◆ **What is being asked**
Write out each line exactly as it stands, please.

* Start Dataset *

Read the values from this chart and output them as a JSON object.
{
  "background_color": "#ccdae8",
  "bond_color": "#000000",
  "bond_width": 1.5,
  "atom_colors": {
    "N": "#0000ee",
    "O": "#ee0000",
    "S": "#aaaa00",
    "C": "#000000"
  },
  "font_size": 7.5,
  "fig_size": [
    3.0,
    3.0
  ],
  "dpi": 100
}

* End Dataset *

◆ **Output of the exercise**
Read the values from this chart and output them as a JSON object.
{
  "background_color": "#ccdae8",
  "bond_color": "#000000",
  "bond_width": 1.5,
  "atom_colors": {
    "N": "#0000ee",
    "O": "#ee0000",
    "S": "#aaaa00",
    "C": "#000000"
  },
  "font_size": 7.5,
  "fig_size": [
    3.0,
    3.0
  ],
  "dpi": 100
}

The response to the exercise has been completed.